_Input_
**********

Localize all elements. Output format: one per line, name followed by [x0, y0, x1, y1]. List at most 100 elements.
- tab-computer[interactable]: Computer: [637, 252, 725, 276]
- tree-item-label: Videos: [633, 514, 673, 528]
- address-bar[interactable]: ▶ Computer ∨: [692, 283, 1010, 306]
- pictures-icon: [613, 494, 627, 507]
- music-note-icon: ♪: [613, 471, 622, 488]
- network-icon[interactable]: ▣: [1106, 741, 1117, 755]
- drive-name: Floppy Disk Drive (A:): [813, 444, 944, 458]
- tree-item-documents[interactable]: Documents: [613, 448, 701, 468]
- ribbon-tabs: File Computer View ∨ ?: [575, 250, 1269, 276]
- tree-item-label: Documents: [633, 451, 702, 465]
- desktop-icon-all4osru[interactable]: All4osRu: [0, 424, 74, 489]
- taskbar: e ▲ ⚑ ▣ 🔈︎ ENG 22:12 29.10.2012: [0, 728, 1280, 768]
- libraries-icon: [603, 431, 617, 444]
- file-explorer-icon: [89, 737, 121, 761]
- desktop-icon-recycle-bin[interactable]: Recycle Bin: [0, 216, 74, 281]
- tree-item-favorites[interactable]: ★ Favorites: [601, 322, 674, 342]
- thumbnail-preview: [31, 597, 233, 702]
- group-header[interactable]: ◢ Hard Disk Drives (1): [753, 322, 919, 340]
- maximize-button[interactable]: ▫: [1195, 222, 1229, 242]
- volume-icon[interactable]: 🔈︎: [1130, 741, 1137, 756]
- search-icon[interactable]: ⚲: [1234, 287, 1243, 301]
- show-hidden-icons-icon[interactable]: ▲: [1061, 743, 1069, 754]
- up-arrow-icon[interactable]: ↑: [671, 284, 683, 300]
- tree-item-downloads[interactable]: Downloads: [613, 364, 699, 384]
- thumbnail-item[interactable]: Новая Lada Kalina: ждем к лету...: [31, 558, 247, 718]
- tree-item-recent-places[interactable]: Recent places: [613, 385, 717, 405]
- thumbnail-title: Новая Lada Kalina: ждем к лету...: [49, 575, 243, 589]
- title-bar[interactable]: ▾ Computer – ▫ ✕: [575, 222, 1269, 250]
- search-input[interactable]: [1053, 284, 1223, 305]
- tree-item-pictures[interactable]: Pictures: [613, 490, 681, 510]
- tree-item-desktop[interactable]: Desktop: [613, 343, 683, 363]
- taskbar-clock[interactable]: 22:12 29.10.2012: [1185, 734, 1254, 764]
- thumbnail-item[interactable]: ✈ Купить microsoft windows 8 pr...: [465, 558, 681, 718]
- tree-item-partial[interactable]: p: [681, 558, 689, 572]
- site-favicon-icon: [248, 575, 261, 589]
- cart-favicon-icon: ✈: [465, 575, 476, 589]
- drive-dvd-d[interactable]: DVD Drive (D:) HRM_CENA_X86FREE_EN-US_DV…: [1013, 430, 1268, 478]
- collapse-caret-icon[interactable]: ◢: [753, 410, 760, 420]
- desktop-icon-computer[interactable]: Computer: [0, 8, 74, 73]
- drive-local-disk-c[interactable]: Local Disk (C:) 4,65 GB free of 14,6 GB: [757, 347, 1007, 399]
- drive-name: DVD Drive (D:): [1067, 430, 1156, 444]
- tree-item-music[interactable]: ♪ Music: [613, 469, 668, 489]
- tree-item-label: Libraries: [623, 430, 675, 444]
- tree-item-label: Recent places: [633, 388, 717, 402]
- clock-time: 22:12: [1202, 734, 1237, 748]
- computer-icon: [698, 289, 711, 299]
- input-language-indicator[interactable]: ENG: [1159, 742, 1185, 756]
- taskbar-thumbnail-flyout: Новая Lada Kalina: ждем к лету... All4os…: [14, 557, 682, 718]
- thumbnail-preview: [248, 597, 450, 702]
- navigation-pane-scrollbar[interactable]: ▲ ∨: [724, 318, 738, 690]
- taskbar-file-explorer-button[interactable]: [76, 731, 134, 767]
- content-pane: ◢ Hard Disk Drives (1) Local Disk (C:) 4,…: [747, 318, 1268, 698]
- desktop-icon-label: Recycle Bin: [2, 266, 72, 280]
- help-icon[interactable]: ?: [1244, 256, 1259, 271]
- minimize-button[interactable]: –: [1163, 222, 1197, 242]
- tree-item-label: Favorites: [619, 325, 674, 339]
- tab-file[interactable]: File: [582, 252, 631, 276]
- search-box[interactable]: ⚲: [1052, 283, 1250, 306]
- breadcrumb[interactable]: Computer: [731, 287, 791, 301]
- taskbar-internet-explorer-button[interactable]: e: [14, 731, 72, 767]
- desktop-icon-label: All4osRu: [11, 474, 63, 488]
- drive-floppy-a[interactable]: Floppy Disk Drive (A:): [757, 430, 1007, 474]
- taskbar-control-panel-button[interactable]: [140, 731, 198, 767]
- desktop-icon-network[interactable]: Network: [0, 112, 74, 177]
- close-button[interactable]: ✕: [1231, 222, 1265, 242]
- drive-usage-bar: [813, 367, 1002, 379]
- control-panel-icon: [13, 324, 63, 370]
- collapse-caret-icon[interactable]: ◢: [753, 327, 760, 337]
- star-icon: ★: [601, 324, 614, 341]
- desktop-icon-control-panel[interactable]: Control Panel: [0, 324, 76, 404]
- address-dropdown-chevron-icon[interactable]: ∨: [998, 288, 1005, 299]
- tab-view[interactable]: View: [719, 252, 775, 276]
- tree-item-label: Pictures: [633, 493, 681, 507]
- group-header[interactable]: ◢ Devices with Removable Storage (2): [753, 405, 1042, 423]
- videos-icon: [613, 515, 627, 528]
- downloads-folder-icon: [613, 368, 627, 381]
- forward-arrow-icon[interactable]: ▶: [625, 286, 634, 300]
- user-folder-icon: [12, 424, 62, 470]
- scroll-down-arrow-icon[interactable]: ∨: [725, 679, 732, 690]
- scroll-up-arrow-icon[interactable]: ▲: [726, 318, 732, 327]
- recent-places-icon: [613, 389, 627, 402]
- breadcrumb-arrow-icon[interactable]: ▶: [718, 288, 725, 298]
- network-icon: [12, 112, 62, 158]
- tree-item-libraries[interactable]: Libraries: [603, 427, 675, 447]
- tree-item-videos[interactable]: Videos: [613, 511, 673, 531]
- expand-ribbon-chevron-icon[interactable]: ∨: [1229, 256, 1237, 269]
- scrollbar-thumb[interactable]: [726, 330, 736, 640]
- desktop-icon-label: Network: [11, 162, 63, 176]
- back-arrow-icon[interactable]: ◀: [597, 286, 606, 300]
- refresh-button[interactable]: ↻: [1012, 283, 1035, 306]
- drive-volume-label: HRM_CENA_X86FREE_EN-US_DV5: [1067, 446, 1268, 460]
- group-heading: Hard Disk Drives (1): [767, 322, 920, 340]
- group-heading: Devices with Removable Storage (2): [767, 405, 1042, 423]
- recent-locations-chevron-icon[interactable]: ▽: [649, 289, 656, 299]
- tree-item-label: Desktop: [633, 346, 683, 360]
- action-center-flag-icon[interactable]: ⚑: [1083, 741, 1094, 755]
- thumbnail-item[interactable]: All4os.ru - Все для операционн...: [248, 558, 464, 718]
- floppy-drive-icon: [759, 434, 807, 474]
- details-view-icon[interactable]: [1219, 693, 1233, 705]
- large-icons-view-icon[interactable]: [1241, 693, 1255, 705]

**********

_Objective_
Quote all of the material above word for word, with every line unchanged.

_Full answer_
Localize all elements. Output format: one per line, name followed by [x0, y0, x1, y1]. List at most 100 elements.
- tab-computer[interactable]: Computer: [637, 252, 725, 276]
- tree-item-label: Videos: [633, 514, 673, 528]
- address-bar[interactable]: ▶ Computer ∨: [692, 283, 1010, 306]
- pictures-icon: [613, 494, 627, 507]
- music-note-icon: ♪: [613, 471, 622, 488]
- network-icon[interactable]: ▣: [1106, 741, 1117, 755]
- drive-name: Floppy Disk Drive (A:): [813, 444, 944, 458]
- tree-item-documents[interactable]: Documents: [613, 448, 701, 468]
- ribbon-tabs: File Computer View ∨ ?: [575, 250, 1269, 276]
- tree-item-label: Documents: [633, 451, 702, 465]
- desktop-icon-all4osru[interactable]: All4osRu: [0, 424, 74, 489]
- taskbar: e ▲ ⚑ ▣ 🔈︎ ENG 22:12 29.10.2012: [0, 728, 1280, 768]
- libraries-icon: [603, 431, 617, 444]
- file-explorer-icon: [89, 737, 121, 761]
- desktop-icon-recycle-bin[interactable]: Recycle Bin: [0, 216, 74, 281]
- tree-item-favorites[interactable]: ★ Favorites: [601, 322, 674, 342]
- thumbnail-preview: [31, 597, 233, 702]
- group-header[interactable]: ◢ Hard Disk Drives (1): [753, 322, 919, 340]
- maximize-button[interactable]: ▫: [1195, 222, 1229, 242]
- volume-icon[interactable]: 🔈︎: [1130, 741, 1137, 756]
- search-icon[interactable]: ⚲: [1234, 287, 1243, 301]
- show-hidden-icons-icon[interactable]: ▲: [1061, 743, 1069, 754]
- up-arrow-icon[interactable]: ↑: [671, 284, 683, 300]
- tree-item-downloads[interactable]: Downloads: [613, 364, 699, 384]
- thumbnail-item[interactable]: Новая Lada Kalina: ждем к лету...: [31, 558, 247, 718]
- tree-item-recent-places[interactable]: Recent places: [613, 385, 717, 405]
- thumbnail-title: Новая Lada Kalina: ждем к лету...: [49, 575, 243, 589]
- title-bar[interactable]: ▾ Computer – ▫ ✕: [575, 222, 1269, 250]
- search-input[interactable]: [1053, 284, 1223, 305]
- tree-item-pictures[interactable]: Pictures: [613, 490, 681, 510]
- tree-item-desktop[interactable]: Desktop: [613, 343, 683, 363]
- taskbar-clock[interactable]: 22:12 29.10.2012: [1185, 734, 1254, 764]
- thumbnail-item[interactable]: ✈ Купить microsoft windows 8 pr...: [465, 558, 681, 718]
- tree-item-partial[interactable]: p: [681, 558, 689, 572]
- site-favicon-icon: [248, 575, 261, 589]
- cart-favicon-icon: ✈: [465, 575, 476, 589]
- drive-dvd-d[interactable]: DVD Drive (D:) HRM_CENA_X86FREE_EN-US_DV…: [1013, 430, 1268, 478]
- collapse-caret-icon[interactable]: ◢: [753, 410, 760, 420]
- desktop-icon-computer[interactable]: Computer: [0, 8, 74, 73]
- drive-local-disk-c[interactable]: Local Disk (C:) 4,65 GB free of 14,6 GB: [757, 347, 1007, 399]
- drive-name: DVD Drive (D:): [1067, 430, 1156, 444]
- tree-item-music[interactable]: ♪ Music: [613, 469, 668, 489]
- tree-item-label: Libraries: [623, 430, 675, 444]
- tree-item-label: Recent places: [633, 388, 717, 402]
- clock-time: 22:12: [1202, 734, 1237, 748]
- computer-icon: [698, 289, 711, 299]
- input-language-indicator[interactable]: ENG: [1159, 742, 1185, 756]
- taskbar-thumbnail-flyout: Новая Lada Kalina: ждем к лету... All4os…: [14, 557, 682, 718]
- thumbnail-preview: [248, 597, 450, 702]
- navigation-pane-scrollbar[interactable]: ▲ ∨: [724, 318, 738, 690]
- taskbar-file-explorer-button[interactable]: [76, 731, 134, 767]
- content-pane: ◢ Hard Disk Drives (1) Local Disk (C:) 4,…: [747, 318, 1268, 698]
- desktop-icon-label: Recycle Bin: [2, 266, 72, 280]
- help-icon[interactable]: ?: [1244, 256, 1259, 271]
- minimize-button[interactable]: –: [1163, 222, 1197, 242]
- tree-item-label: Favorites: [619, 325, 674, 339]
- tab-file[interactable]: File: [582, 252, 631, 276]
- search-box[interactable]: ⚲: [1052, 283, 1250, 306]
- breadcrumb[interactable]: Computer: [731, 287, 791, 301]
- taskbar-internet-explorer-button[interactable]: e: [14, 731, 72, 767]
- desktop-icon-label: All4osRu: [11, 474, 63, 488]
- drive-floppy-a[interactable]: Floppy Disk Drive (A:): [757, 430, 1007, 474]
- taskbar-control-panel-button[interactable]: [140, 731, 198, 767]
- desktop-icon-network[interactable]: Network: [0, 112, 74, 177]
- close-button[interactable]: ✕: [1231, 222, 1265, 242]
- drive-usage-bar: [813, 367, 1002, 379]
- control-panel-icon: [13, 324, 63, 370]
- collapse-caret-icon[interactable]: ◢: [753, 327, 760, 337]
- star-icon: ★: [601, 324, 614, 341]
- desktop-icon-control-panel[interactable]: Control Panel: [0, 324, 76, 404]
- address-dropdown-chevron-icon[interactable]: ∨: [998, 288, 1005, 299]
- tab-view[interactable]: View: [719, 252, 775, 276]
- tree-item-label: Pictures: [633, 493, 681, 507]
- group-header[interactable]: ◢ Devices with Removable Storage (2): [753, 405, 1042, 423]
- videos-icon: [613, 515, 627, 528]
- downloads-folder-icon: [613, 368, 627, 381]
- forward-arrow-icon[interactable]: ▶: [625, 286, 634, 300]
- user-folder-icon: [12, 424, 62, 470]
- scroll-down-arrow-icon[interactable]: ∨: [725, 679, 732, 690]
- scroll-up-arrow-icon[interactable]: ▲: [726, 318, 732, 327]
- recent-places-icon: [613, 389, 627, 402]
- breadcrumb-arrow-icon[interactable]: ▶: [718, 288, 725, 298]
- network-icon: [12, 112, 62, 158]
- tree-item-libraries[interactable]: Libraries: [603, 427, 675, 447]
- tree-item-videos[interactable]: Videos: [613, 511, 673, 531]
- expand-ribbon-chevron-icon[interactable]: ∨: [1229, 256, 1237, 269]
- scrollbar-thumb[interactable]: [726, 330, 736, 640]
- desktop-icon-label: Network: [11, 162, 63, 176]
- back-arrow-icon[interactable]: ◀: [597, 286, 606, 300]
- refresh-button[interactable]: ↻: [1012, 283, 1035, 306]
- drive-volume-label: HRM_CENA_X86FREE_EN-US_DV5: [1067, 446, 1268, 460]
- group-heading: Hard Disk Drives (1): [767, 322, 920, 340]
- group-heading: Devices with Removable Storage (2): [767, 405, 1042, 423]
- recent-locations-chevron-icon[interactable]: ▽: [649, 289, 656, 299]
- tree-item-label: Desktop: [633, 346, 683, 360]
- action-center-flag-icon[interactable]: ⚑: [1083, 741, 1094, 755]
- thumbnail-item[interactable]: All4os.ru - Все для операционн...: [248, 558, 464, 718]
- floppy-drive-icon: [759, 434, 807, 474]
- details-view-icon[interactable]: [1219, 693, 1233, 705]
- large-icons-view-icon[interactable]: [1241, 693, 1255, 705]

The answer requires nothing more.